▶ **TASK TO CARRY OUT**:
Retype every entry word for word.

Collected data:

□ □ □ □ □

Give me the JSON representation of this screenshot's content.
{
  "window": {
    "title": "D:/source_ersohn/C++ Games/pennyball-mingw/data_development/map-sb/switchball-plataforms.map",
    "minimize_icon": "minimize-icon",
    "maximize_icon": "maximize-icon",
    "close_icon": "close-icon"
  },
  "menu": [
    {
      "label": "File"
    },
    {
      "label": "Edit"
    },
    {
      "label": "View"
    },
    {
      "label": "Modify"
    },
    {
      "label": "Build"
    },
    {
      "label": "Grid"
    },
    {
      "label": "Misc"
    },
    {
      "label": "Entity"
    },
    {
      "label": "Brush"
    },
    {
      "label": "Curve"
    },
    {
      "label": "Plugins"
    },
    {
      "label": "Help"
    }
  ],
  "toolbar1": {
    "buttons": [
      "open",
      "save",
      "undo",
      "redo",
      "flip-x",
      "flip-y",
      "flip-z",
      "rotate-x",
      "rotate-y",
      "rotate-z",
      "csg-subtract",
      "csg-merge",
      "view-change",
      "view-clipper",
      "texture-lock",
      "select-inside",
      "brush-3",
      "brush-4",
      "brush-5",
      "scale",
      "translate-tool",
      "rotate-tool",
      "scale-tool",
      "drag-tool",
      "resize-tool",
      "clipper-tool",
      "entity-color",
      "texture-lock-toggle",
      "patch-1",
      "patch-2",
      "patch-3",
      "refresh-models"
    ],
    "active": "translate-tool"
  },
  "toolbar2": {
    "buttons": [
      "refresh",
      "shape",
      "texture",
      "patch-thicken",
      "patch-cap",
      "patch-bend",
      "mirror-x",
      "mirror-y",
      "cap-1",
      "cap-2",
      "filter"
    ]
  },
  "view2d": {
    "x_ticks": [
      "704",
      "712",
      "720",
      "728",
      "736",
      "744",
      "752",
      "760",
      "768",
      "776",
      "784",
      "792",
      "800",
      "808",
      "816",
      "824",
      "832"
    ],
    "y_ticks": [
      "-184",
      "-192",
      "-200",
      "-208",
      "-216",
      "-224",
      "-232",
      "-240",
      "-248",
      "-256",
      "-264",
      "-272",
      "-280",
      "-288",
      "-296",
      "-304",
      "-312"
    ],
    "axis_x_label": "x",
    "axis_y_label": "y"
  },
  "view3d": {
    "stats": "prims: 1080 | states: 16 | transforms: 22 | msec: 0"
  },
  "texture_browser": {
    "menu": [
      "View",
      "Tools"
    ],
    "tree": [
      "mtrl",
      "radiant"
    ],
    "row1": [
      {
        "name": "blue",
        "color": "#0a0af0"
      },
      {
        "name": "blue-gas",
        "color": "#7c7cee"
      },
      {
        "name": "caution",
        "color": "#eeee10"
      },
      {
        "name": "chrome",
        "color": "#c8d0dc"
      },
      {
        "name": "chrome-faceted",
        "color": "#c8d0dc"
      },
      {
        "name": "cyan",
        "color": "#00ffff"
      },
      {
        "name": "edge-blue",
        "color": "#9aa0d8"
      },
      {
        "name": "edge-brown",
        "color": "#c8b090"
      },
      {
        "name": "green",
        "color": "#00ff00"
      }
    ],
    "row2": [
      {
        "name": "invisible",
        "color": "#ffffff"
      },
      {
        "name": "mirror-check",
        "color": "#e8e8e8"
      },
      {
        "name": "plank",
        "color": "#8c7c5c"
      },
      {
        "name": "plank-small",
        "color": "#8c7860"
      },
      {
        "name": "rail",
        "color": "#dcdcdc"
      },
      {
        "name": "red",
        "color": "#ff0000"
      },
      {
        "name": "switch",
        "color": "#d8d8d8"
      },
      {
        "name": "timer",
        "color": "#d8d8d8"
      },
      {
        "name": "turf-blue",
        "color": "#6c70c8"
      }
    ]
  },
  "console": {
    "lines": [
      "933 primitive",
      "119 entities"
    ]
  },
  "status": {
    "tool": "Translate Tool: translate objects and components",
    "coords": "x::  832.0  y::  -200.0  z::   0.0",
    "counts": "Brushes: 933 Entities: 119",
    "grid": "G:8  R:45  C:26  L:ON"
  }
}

□ □ □ □ □

▶ **RESPONSE BELOW**:
Give me the JSON representation of this screenshot's content.
{
  "window": {
    "title": "D:/source_ersohn/C++ Games/pennyball-mingw/data_development/map-sb/switchball-plataforms.map",
    "minimize_icon": "minimize-icon",
    "maximize_icon": "maximize-icon",
    "close_icon": "close-icon"
  },
  "menu": [
    {
      "label": "File"
    },
    {
      "label": "Edit"
    },
    {
      "label": "View"
    },
    {
      "label": "Modify"
    },
    {
      "label": "Build"
    },
    {
      "label": "Grid"
    },
    {
      "label": "Misc"
    },
    {
      "label": "Entity"
    },
    {
      "label": "Brush"
    },
    {
      "label": "Curve"
    },
    {
      "label": "Plugins"
    },
    {
      "label": "Help"
    }
  ],
  "toolbar1": {
    "buttons": [
      "open",
      "save",
      "undo",
      "redo",
      "flip-x",
      "flip-y",
      "flip-z",
      "rotate-x",
      "rotate-y",
      "rotate-z",
      "csg-subtract",
      "csg-merge",
      "view-change",
      "view-clipper",
      "texture-lock",
      "select-inside",
      "brush-3",
      "brush-4",
      "brush-5",
      "scale",
      "translate-tool",
      "rotate-tool",
      "scale-tool",
      "drag-tool",
      "resize-tool",
      "clipper-tool",
      "entity-color",
      "texture-lock-toggle",
      "patch-1",
      "patch-2",
      "patch-3",
      "refresh-models"
    ],
    "active": "translate-tool"
  },
  "toolbar2": {
    "buttons": [
      "refresh",
      "shape",
      "texture",
      "patch-thicken",
      "patch-cap",
      "patch-bend",
      "mirror-x",
      "mirror-y",
      "cap-1",
      "cap-2",
      "filter"
    ]
  },
  "view2d": {
    "x_ticks": [
      "704",
      "712",
      "720",
      "728",
      "736",
      "744",
      "752",
      "760",
      "768",
      "776",
      "784",
      "792",
      "800",
      "808",
      "816",
      "824",
      "832"
    ],
    "y_ticks": [
      "-184",
      "-192",
      "-200",
      "-208",
      "-216",
      "-224",
      "-232",
      "-240",
      "-248",
      "-256",
      "-264",
      "-272",
      "-280",
      "-288",
      "-296",
      "-304",
      "-312"
    ],
    "axis_x_label": "x",
    "axis_y_label": "y"
  },
  "view3d": {
    "stats": "prims: 1080 | states: 16 | transforms: 22 | msec: 0"
  },
  "texture_browser": {
    "menu": [
      "View",
      "Tools"
    ],
    "tree": [
      "mtrl",
      "radiant"
    ],
    "row1": [
      {
        "name": "blue",
        "color": "#0a0af0"
      },
      {
        "name": "blue-gas",
        "color": "#7c7cee"
      },
      {
        "name": "caution",
        "color": "#eeee10"
      },
      {
        "name": "chrome",
        "color": "#c8d0dc"
      },
      {
        "name": "chrome-faceted",
        "color": "#c8d0dc"
      },
      {
        "name": "cyan",
        "color": "#00ffff"
      },
      {
        "name": "edge-blue",
        "color": "#9aa0d8"
      },
      {
        "name": "edge-brown",
        "color": "#c8b090"
      },
      {
        "name": "green",
        "color": "#00ff00"
      }
    ],
    "row2": [
      {
        "name": "invisible",
        "color": "#ffffff"
      },
      {
        "name": "mirror-check",
        "color": "#e8e8e8"
      },
      {
        "name": "plank",
        "color": "#8c7c5c"
      },
      {
        "name": "plank-small",
        "color": "#8c7860"
      },
      {
        "name": "rail",
        "color": "#dcdcdc"
      },
      {
        "name": "red",
        "color": "#ff0000"
      },
      {
        "name": "switch",
        "color": "#d8d8d8"
      },
      {
        "name": "timer",
        "color": "#d8d8d8"
      },
      {
        "name": "turf-blue",
        "color": "#6c70c8"
      }
    ]
  },
  "console": {
    "lines": [
      "933 primitive",
      "119 entities"
    ]
  },
  "status": {
    "tool": "Translate Tool: translate objects and components",
    "coords": "x::  832.0  y::  -200.0  z::   0.0",
    "counts": "Brushes: 933 Entities: 119",
    "grid": "G:8  R:45  C:26  L:ON"
  }
}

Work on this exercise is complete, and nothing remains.